Requirement - Take each line containing "そのものの使い方" and report it exactly as written.

## START Entries provided

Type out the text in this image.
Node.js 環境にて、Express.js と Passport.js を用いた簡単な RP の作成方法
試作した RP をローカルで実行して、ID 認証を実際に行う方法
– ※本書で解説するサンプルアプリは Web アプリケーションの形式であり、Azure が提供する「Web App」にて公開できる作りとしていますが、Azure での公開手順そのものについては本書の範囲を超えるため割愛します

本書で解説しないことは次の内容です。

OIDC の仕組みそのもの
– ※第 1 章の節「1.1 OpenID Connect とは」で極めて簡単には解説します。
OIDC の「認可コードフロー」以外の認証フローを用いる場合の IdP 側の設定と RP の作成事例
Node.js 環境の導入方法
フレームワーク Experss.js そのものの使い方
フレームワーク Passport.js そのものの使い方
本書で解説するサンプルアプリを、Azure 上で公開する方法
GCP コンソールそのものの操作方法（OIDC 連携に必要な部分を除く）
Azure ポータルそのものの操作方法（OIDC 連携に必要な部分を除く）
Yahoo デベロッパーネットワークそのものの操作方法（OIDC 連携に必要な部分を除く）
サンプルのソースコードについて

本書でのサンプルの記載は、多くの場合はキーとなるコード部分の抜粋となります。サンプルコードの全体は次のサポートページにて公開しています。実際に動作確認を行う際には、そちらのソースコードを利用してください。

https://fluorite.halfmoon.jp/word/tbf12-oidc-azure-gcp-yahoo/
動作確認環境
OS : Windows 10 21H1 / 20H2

## END Entries provided

Result for this exercise -
フレームワーク Experss.js そのものの使い方
フレームワーク Passport.js そのものの使い方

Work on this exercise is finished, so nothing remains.